**Directions for this task**
Scan the lines below for the word "بالدجاج". Copy each line you find it in.

__________________________________________________

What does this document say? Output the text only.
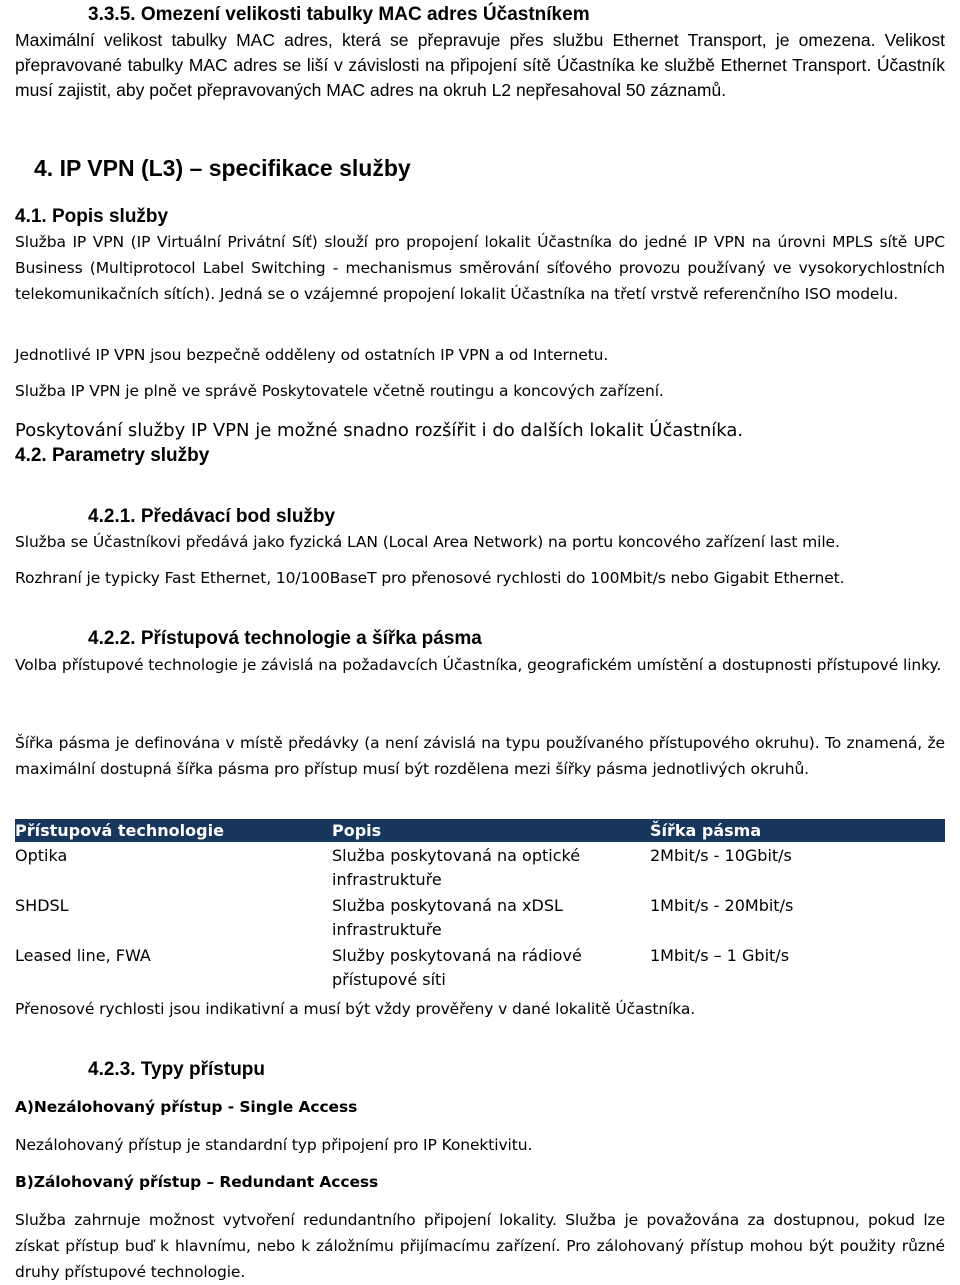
3.3.5. Omezení velikosti tabulky MAC adres Účastníkem

Maximální velikost tabulky MAC adres, která se přepravuje přes službu Ethernet Transport, je omezena. Velikost přepravované tabulky MAC adres se liší v závislosti na připojení sítě Účastníka ke službě Ethernet Transport. Účastník musí zajistit, aby počet přepravovaných MAC adres na okruh L2 nepřesahoval 50 záznamů.

4. IP VPN (L3) – specifikace služby
4.1. Popis služby

Služba IP VPN (IP Virtuální Privátní Síť) slouží pro propojení lokalit Účastníka do jedné IP VPN na úrovni MPLS sítě UPC Business (Multiprotocol Label Switching - mechanismus směrování síťového provozu používaný ve vysokorychlostních telekomunikačních sítích). Jedná se o vzájemné propojení lokalit Účastníka na třetí vrstvě referenčního ISO modelu.

Jednotlivé IP VPN jsou bezpečně odděleny od ostatních IP VPN a od Internetu.

Služba IP VPN je plně ve správě Poskytovatele včetně routingu a koncových zařízení.

Poskytování služby IP VPN je možné snadno rozšířit i do dalších lokalit Účastníka.

4.2. Parametry služby
4.2.1. Předávací bod služby

Služba se Účastníkovi předává jako fyzická LAN (Local Area Network) na portu koncového zařízení last mile.

Rozhraní je typicky Fast Ethernet, 10/100BaseT pro přenosové rychlosti do 100Mbit/s nebo Gigabit Ethernet.

4.2.2. Přístupová technologie a šířka pásma

Volba přístupové technologie je závislá na požadavcích Účastníka, geografickém umístění a dostupnosti přístupové linky.

Šířka pásma je definována v místě předávky (a není závislá na typu používaného přístupového okruhu). To znamená, že maximální dostupná šířka pásma pro přístup musí být rozdělena mezi šířky pásma jednotlivých okruhů.

Přístupová technologie	Popis	Šířka pásma
Optika	Služba poskytovaná na optické infrastruktuře	2Mbit/s - 10Gbit/s
SHDSL	Služba poskytovaná na xDSL infrastruktuře	1Mbit/s - 20Mbit/s
Leased line, FWA	Služby poskytovaná na rádiové přístupové síti	1Mbit/s – 1 Gbit/s

Přenosové rychlosti jsou indikativní a musí být vždy prověřeny v dané lokalitě Účastníka.

4.2.3. Typy přístupu

A)Nezálohovaný přístup - Single Access

Nezálohovaný přístup je standardní typ připojení pro IP Konektivitu.

B)Zálohovaný přístup – Redundant Access

Služba zahrnuje možnost vytvoření redundantního připojení lokality. Služba je považována za dostupnou, pokud lze získat přístup buď k hlavnímu, nebo k záložnímu přijímacímu zařízení. Pro zálohovaný přístup mohou být použity různé druhy přístupové technologie.
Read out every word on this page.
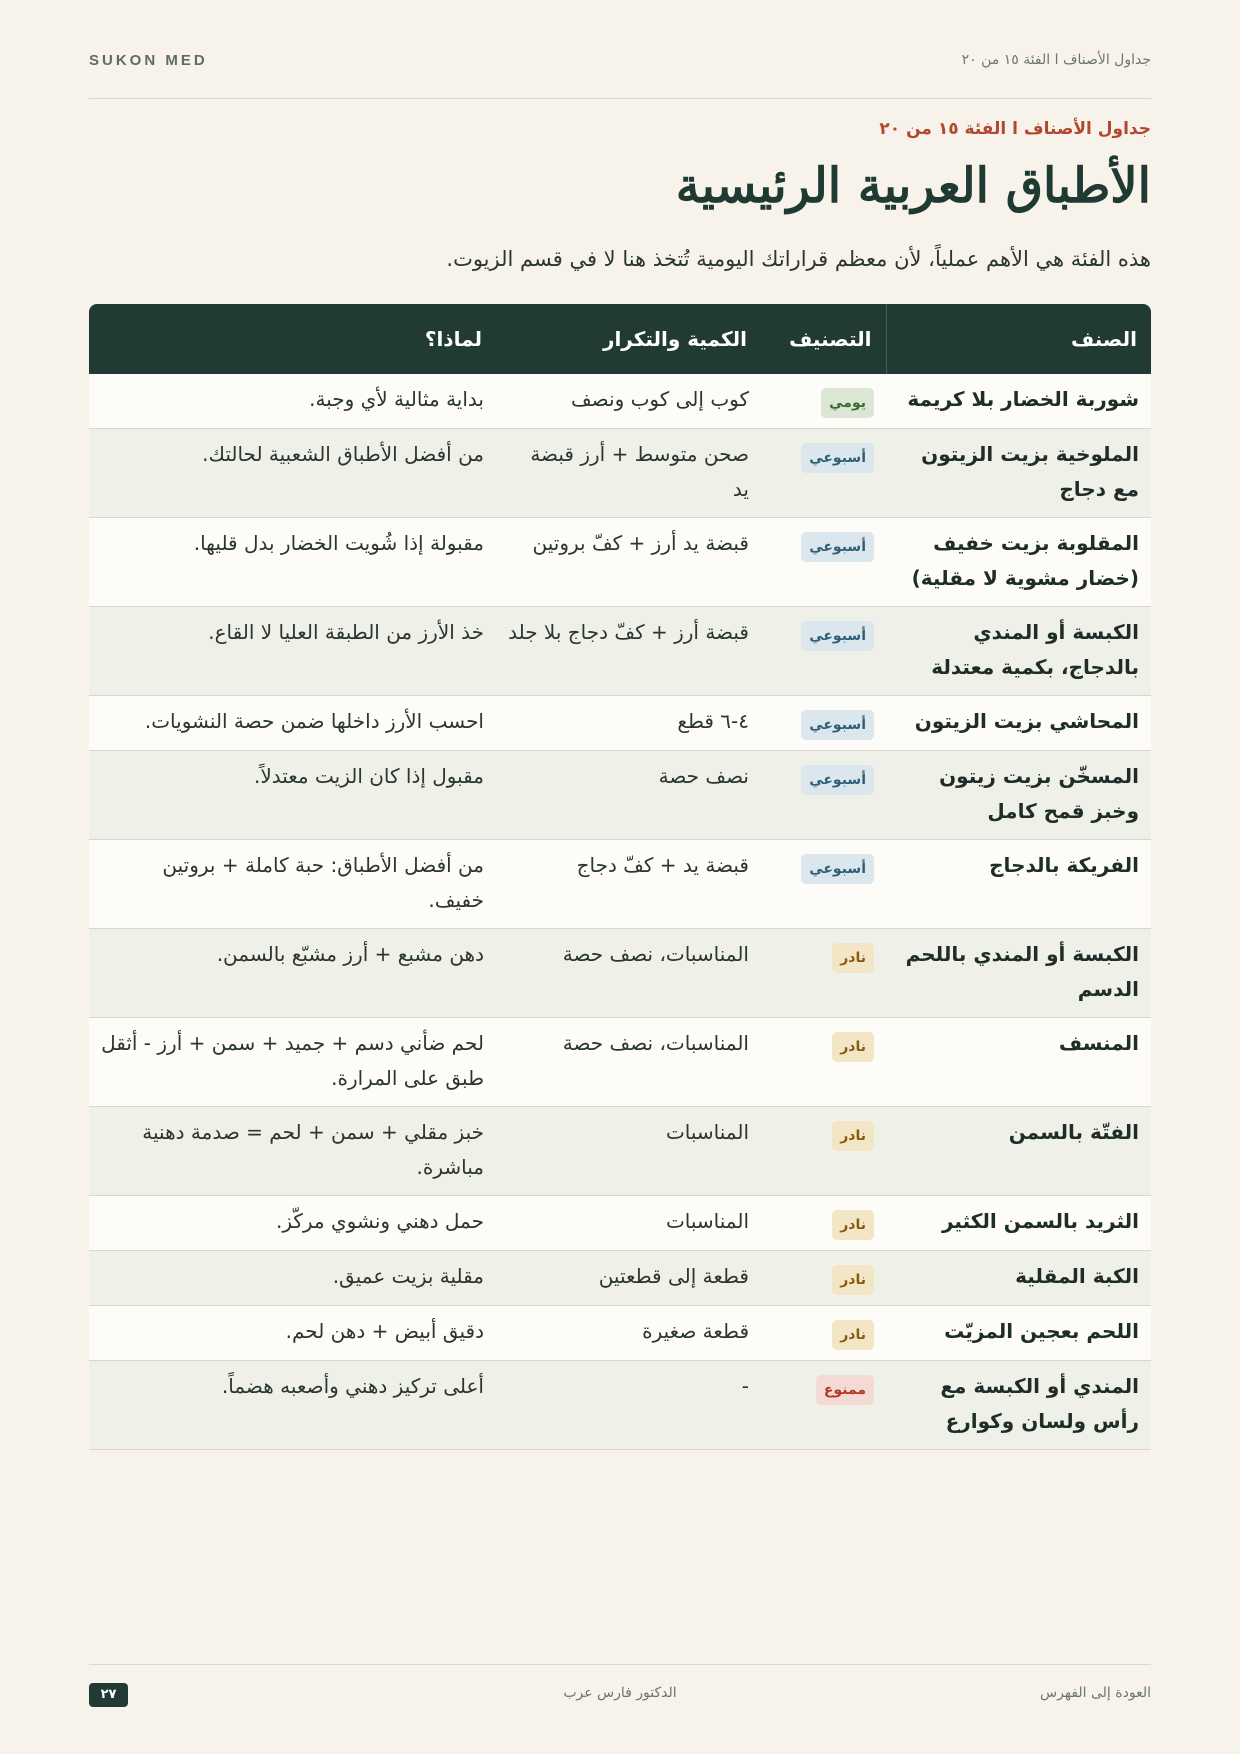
SUKON MED	جداول الأصناف ا الفئة ١٥ من ٢٠
جداول الأصناف ا الفئة ١٥ من ٢٠
الأطباق العربية الرئيسية
هذه الفئة هي الأهم عملياً، لأن معظم قراراتك اليومية تُتخذ هنا لا في قسم الزيوت.
الصنف	التصنيف	الكمية والتكرار	لماذا؟
شوربة الخضار بلا كريمة	يومي	كوب إلى كوب ونصف	بداية مثالية لأي وجبة.
الملوخية بزيت الزيتون مع دجاج	أسبوعي	صحن متوسط + أرز قبضة يد	من أفضل الأطباق الشعبية لحالتك.
المقلوبة بزيت خفيف (خضار مشوية لا مقلية)	أسبوعي	قبضة يد أرز + كفّ بروتين	مقبولة إذا شُويت الخضار بدل قليها.
الكبسة أو المندي بالدجاج، بكمية معتدلة	أسبوعي	قبضة أرز + كفّ دجاج بلا جلد	خذ الأرز من الطبقة العليا لا القاع.
المحاشي بزيت الزيتون	أسبوعي	٤-٦ قطع	احسب الأرز داخلها ضمن حصة النشويات.
المسخّن بزيت زيتون وخبز قمح كامل	أسبوعي	نصف حصة	مقبول إذا كان الزيت معتدلاً.
الفريكة بالدجاج	أسبوعي	قبضة يد + كفّ دجاج	من أفضل الأطباق: حبة كاملة + بروتين خفيف.
الكبسة أو المندي باللحم الدسم	نادر	المناسبات، نصف حصة	دهن مشبع + أرز مشبّع بالسمن.
المنسف	نادر	المناسبات، نصف حصة	لحم ضأني دسم + جميد + سمن + أرز - أثقل طبق على المرارة.
الفتّة بالسمن	نادر	المناسبات	خبز مقلي + سمن + لحم = صدمة دهنية مباشرة.
الثريد بالسمن الكثير	نادر	المناسبات	حمل دهني ونشوي مركّز.
الكبة المقلية	نادر	قطعة إلى قطعتين	مقلية بزيت عميق.
اللحم بعجين المزيّت	نادر	قطعة صغيرة	دقيق أبيض + دهن لحم.
المندي أو الكبسة مع رأس ولسان وكوارع	ممنوع	-	أعلى تركيز دهني وأصعبه هضماً.
٢٧	الدكتور فارس عرب	العودة إلى الفهرس
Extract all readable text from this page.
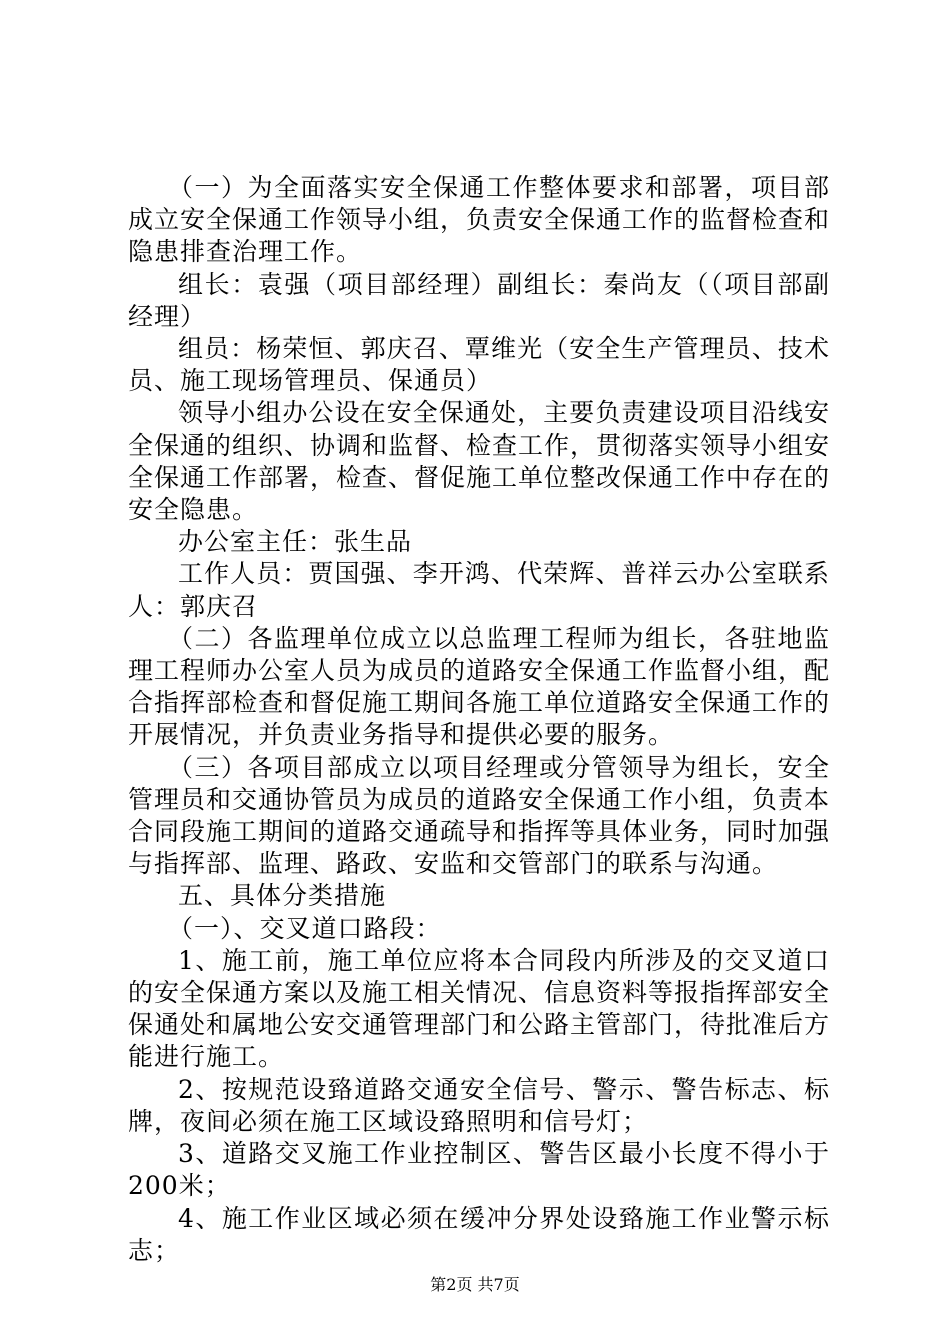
（一）为全面落实安全保通工作整体要求和部署，项目部成立安全保通工作领导小组，负责安全保通工作的监督检查和隐患排查治理工作。

组长：袁强（项目部经理）副组长：秦尚友（（项目部副经理）

组员：杨荣恒、郭庆召、覃维光（安全生产管理员、技术员、施工现场管理员、保通员）

领导小组办公设在安全保通处，主要负责建设项目沿线安全保通的组织、协调和监督、检查工作，贯彻落实领导小组安全保通工作部署，检查、督促施工单位整改保通工作中存在的安全隐患。

办公室主任：张生品

工作人员：贾国强、李开鸿、代荣辉、普祥云办公室联系人：郭庆召

（二）各监理单位成立以总监理工程师为组长，各驻地监理工程师办公室人员为成员的道路安全保通工作监督小组，配合指挥部检查和督促施工期间各施工单位道路安全保通工作的开展情况，并负责业务指导和提供必要的服务。

（三）各项目部成立以项目经理或分管领导为组长，安全管理员和交通协管员为成员的道路安全保通工作小组，负责本合同段施工期间的道路交通疏导和指挥等具体业务，同时加强与指挥部、监理、路政、安监和交管部门的联系与沟通。

五、具体分类措施

（一）、交叉道口路段：

1、施工前，施工单位应将本合同段内所涉及的交叉道口的安全保通方案以及施工相关情况、信息资料等报指挥部安全保通处和属地公安交通管理部门和公路主管部门，待批准后方能进行施工。

2、按规范设臵道路交通安全信号、警示、警告标志、标牌，夜间必须在施工区域设臵照明和信号灯；

3、道路交叉施工作业控制区、警告区最小长度不得小于200米；

4、施工作业区域必须在缓冲分界处设臵施工作业警示标志；

第2页 共7页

__________________________________________________

**Output**
الكبسة أو المندي بالدجاج، بكمية معتدلة	أسبوعي	قبضة أرز + كفّ دجاج بلا جلد	خذ الأرز من الطبقة العليا لا القاع.
الفريكة بالدجاج	أسبوعي	قبضة يد + كفّ دجاج	من أفضل الأطباق: حبة كاملة + بروتين خفيف.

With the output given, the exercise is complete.